▶ Task data
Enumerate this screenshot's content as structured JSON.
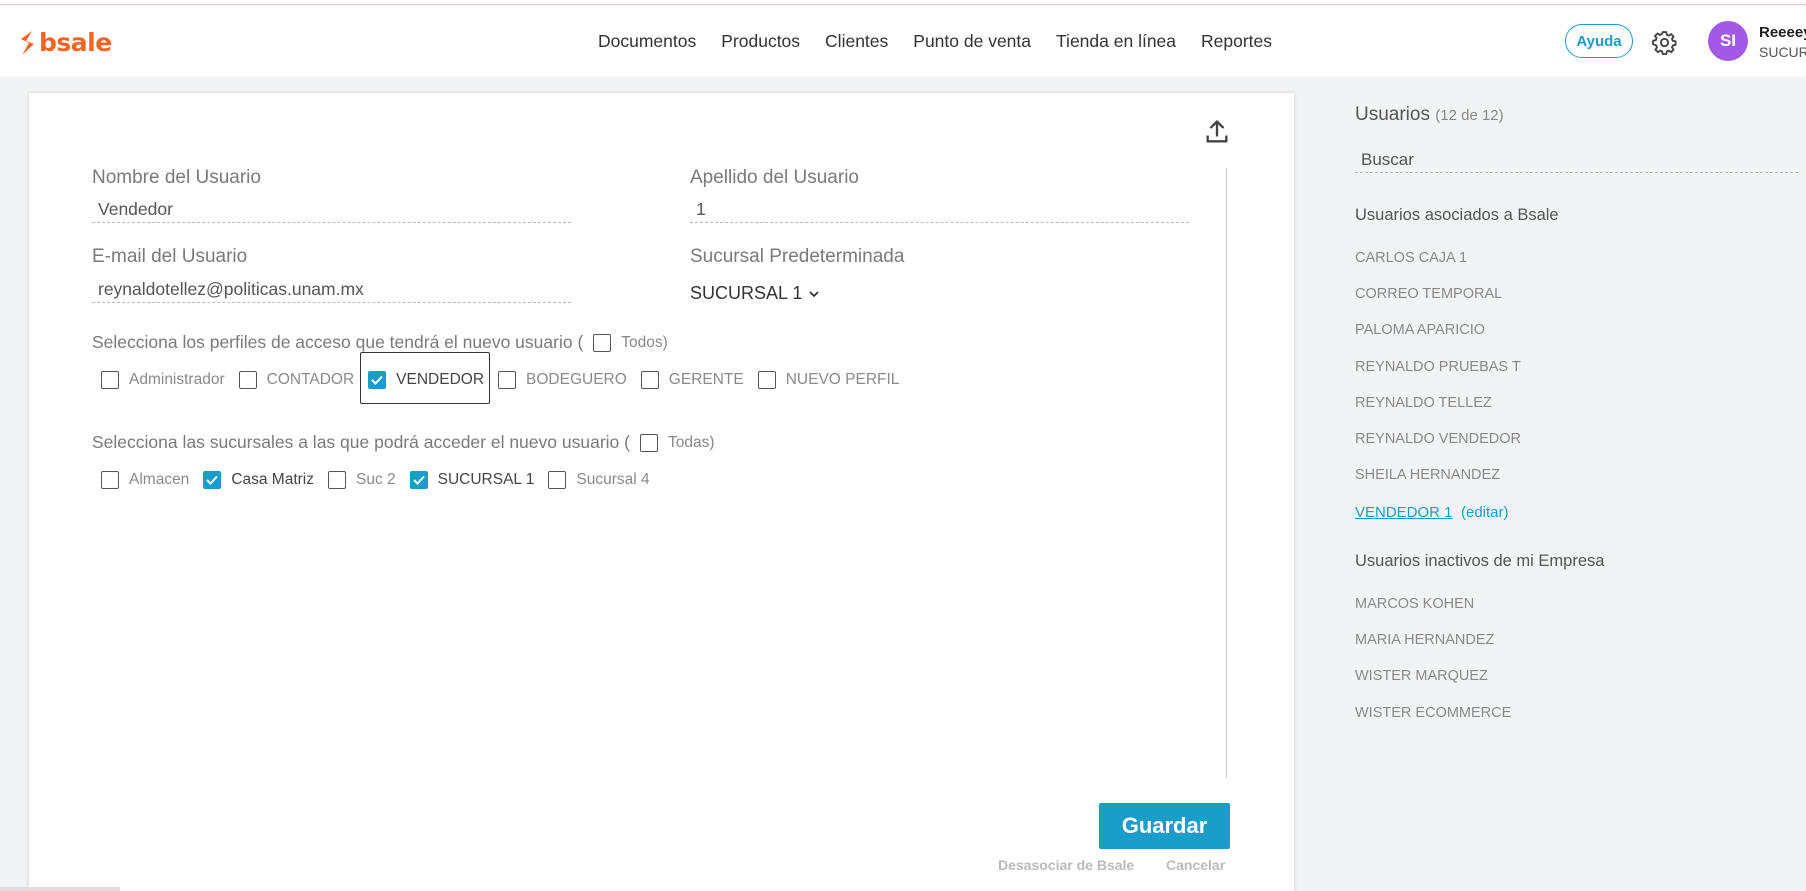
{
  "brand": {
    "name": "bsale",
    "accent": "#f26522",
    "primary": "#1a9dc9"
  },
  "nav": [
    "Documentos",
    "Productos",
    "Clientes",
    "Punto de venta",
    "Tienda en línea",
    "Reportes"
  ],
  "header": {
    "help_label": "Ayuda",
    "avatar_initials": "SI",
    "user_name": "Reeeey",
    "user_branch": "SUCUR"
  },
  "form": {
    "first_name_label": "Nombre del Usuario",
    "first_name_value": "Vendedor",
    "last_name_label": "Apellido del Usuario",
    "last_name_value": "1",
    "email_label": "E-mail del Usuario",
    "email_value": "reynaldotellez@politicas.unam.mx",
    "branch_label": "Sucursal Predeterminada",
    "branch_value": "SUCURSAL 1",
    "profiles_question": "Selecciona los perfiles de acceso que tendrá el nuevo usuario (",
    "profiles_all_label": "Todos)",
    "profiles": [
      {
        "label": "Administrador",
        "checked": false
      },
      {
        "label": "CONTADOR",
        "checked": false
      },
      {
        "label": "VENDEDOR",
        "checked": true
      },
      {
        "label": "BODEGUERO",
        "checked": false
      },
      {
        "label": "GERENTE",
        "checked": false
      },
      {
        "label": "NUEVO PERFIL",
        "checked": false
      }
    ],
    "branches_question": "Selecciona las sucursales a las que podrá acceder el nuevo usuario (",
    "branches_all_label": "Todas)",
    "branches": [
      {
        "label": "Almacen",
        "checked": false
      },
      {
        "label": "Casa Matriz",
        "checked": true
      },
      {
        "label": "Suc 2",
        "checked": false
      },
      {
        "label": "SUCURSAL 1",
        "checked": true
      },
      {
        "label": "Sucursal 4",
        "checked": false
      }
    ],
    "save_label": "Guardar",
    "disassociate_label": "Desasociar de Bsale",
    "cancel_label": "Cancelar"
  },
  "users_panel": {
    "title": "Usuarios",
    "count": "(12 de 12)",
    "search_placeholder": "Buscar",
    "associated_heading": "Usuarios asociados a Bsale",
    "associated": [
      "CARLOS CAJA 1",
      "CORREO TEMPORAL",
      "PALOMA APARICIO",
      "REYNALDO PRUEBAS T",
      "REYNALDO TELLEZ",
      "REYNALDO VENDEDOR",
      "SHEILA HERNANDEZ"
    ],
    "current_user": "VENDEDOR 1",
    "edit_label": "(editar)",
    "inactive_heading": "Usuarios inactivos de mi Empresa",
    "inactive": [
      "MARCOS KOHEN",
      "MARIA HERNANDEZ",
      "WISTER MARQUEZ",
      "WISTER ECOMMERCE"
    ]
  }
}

▶ Exercise requirements
None of the pictures should appear; repeat the records exactly otherwise.

▶ Finished exercise
Enumerate this screenshot's content as structured JSON.
{
  "brand": {
    "name": "bsale",
    "accent": "#f26522",
    "primary": "#1a9dc9"
  },
  "nav": [
    "Documentos",
    "Productos",
    "Clientes",
    "Punto de venta",
    "Tienda en línea",
    "Reportes"
  ],
  "header": {
    "help_label": "Ayuda",
    "avatar_initials": "SI",
    "user_name": "Reeeey",
    "user_branch": "SUCUR"
  },
  "form": {
    "first_name_label": "Nombre del Usuario",
    "first_name_value": "Vendedor",
    "last_name_label": "Apellido del Usuario",
    "last_name_value": "1",
    "email_label": "E-mail del Usuario",
    "email_value": "reynaldotellez@politicas.unam.mx",
    "branch_label": "Sucursal Predeterminada",
    "branch_value": "SUCURSAL 1",
    "profiles_question": "Selecciona los perfiles de acceso que tendrá el nuevo usuario (",
    "profiles_all_label": "Todos)",
    "profiles": [
      {
        "label": "Administrador",
        "checked": false
      },
      {
        "label": "CONTADOR",
        "checked": false
      },
      {
        "label": "VENDEDOR",
        "checked": true
      },
      {
        "label": "BODEGUERO",
        "checked": false
      },
      {
        "label": "GERENTE",
        "checked": false
      },
      {
        "label": "NUEVO PERFIL",
        "checked": false
      }
    ],
    "branches_question": "Selecciona las sucursales a las que podrá acceder el nuevo usuario (",
    "branches_all_label": "Todas)",
    "branches": [
      {
        "label": "Almacen",
        "checked": false
      },
      {
        "label": "Casa Matriz",
        "checked": true
      },
      {
        "label": "Suc 2",
        "checked": false
      },
      {
        "label": "SUCURSAL 1",
        "checked": true
      },
      {
        "label": "Sucursal 4",
        "checked": false
      }
    ],
    "save_label": "Guardar",
    "disassociate_label": "Desasociar de Bsale",
    "cancel_label": "Cancelar"
  },
  "users_panel": {
    "title": "Usuarios",
    "count": "(12 de 12)",
    "search_placeholder": "Buscar",
    "associated_heading": "Usuarios asociados a Bsale",
    "associated": [
      "CARLOS CAJA 1",
      "CORREO TEMPORAL",
      "PALOMA APARICIO",
      "REYNALDO PRUEBAS T",
      "REYNALDO TELLEZ",
      "REYNALDO VENDEDOR",
      "SHEILA HERNANDEZ"
    ],
    "current_user": "VENDEDOR 1",
    "edit_label": "(editar)",
    "inactive_heading": "Usuarios inactivos de mi Empresa",
    "inactive": [
      "MARCOS KOHEN",
      "MARIA HERNANDEZ",
      "WISTER MARQUEZ",
      "WISTER ECOMMERCE"
    ]
  }
}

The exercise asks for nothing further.